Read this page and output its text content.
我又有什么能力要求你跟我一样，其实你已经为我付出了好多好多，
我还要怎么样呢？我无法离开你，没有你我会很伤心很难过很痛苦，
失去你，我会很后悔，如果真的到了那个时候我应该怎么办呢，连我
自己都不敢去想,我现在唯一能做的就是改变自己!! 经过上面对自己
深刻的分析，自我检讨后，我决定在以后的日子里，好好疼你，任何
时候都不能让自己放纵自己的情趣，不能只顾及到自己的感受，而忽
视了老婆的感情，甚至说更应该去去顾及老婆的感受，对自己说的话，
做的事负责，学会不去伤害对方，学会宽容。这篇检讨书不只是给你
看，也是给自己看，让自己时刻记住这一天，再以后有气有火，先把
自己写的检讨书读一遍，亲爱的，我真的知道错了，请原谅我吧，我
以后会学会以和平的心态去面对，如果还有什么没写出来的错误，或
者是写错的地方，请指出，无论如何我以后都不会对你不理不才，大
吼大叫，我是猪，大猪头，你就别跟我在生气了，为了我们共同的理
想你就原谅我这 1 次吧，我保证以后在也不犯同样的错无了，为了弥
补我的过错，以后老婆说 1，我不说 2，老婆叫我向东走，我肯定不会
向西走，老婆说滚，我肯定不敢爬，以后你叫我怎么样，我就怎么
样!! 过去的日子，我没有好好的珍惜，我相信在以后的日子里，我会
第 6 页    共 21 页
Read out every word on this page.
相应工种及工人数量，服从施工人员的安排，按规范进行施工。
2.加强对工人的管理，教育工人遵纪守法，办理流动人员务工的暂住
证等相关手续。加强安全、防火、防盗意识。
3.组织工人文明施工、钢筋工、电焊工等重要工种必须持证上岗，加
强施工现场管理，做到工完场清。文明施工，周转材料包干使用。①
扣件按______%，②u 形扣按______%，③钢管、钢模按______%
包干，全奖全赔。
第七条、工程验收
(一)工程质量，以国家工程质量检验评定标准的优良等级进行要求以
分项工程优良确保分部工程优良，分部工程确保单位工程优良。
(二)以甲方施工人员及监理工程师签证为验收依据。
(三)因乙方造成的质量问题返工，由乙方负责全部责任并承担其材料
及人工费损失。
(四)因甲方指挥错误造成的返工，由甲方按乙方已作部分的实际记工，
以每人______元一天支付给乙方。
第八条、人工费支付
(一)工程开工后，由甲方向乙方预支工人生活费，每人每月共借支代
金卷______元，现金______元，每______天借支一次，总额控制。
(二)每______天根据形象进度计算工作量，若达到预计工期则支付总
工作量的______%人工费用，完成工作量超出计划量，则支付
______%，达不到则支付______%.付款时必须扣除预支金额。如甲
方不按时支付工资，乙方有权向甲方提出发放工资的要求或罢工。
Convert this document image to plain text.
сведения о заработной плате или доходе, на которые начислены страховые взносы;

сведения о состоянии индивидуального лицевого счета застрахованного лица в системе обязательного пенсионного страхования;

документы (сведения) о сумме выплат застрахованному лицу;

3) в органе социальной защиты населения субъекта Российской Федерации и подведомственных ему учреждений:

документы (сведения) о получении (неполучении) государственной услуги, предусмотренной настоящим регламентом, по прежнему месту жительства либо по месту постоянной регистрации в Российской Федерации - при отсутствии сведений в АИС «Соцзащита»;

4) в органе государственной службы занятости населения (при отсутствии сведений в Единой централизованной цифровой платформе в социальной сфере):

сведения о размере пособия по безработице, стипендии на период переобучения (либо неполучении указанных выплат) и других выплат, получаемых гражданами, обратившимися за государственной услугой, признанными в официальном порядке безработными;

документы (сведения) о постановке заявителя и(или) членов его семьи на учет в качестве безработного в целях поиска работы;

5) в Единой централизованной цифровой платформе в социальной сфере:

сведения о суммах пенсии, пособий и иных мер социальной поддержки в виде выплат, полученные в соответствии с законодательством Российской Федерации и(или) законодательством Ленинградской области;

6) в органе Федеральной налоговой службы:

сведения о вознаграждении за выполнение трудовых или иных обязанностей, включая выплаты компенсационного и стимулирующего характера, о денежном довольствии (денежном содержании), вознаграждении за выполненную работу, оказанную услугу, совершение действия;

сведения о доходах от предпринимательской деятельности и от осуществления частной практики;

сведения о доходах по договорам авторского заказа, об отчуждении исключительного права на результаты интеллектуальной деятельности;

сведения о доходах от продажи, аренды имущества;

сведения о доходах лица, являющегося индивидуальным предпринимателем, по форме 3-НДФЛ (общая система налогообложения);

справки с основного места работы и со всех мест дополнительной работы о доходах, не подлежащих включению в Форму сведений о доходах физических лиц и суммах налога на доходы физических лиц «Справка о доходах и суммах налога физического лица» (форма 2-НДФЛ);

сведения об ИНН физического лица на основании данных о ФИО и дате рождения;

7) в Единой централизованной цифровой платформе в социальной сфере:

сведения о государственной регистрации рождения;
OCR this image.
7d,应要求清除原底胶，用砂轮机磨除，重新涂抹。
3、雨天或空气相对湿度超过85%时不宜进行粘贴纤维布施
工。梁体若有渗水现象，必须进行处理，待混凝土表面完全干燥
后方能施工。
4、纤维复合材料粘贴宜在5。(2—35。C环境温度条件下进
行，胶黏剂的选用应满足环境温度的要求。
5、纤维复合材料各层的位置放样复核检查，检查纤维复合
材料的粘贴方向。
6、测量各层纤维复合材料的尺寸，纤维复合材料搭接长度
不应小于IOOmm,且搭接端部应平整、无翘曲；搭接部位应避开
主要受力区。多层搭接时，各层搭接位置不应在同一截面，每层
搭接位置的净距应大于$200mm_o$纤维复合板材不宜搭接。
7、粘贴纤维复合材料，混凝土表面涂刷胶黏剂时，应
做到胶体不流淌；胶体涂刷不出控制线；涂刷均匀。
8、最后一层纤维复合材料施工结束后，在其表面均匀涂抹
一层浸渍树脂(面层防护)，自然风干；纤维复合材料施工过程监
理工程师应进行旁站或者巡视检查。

-=-=-=-=-

Please retype, exactly as written, every line from the line containing "OCR this image." through the last line of the records above, including both of those lines, and nothing else.

OCR this image.
7d,应要求清除原底胶，用砂轮机磨除，重新涂抹。
3、雨天或空气相对湿度超过85%时不宜进行粘贴纤维布施
工。梁体若有渗水现象，必须进行处理，待混凝土表面完全干燥
后方能施工。
4、纤维复合材料粘贴宜在5。(2—35。C环境温度条件下进
行，胶黏剂的选用应满足环境温度的要求。
5、纤维复合材料各层的位置放样复核检查，检查纤维复合
材料的粘贴方向。
6、测量各层纤维复合材料的尺寸，纤维复合材料搭接长度
不应小于IOOmm,且搭接端部应平整、无翘曲；搭接部位应避开
主要受力区。多层搭接时，各层搭接位置不应在同一截面，每层
搭接位置的净距应大于$200mm_o$纤维复合板材不宜搭接。
7、粘贴纤维复合材料，混凝土表面涂刷胶黏剂时，应
做到胶体不流淌；胶体涂刷不出控制线；涂刷均匀。
8、最后一层纤维复合材料施工结束后，在其表面均匀涂抹
一层浸渍树脂(面层防护)，自然风干；纤维复合材料施工过程监
理工程师应进行旁站或者巡视检查。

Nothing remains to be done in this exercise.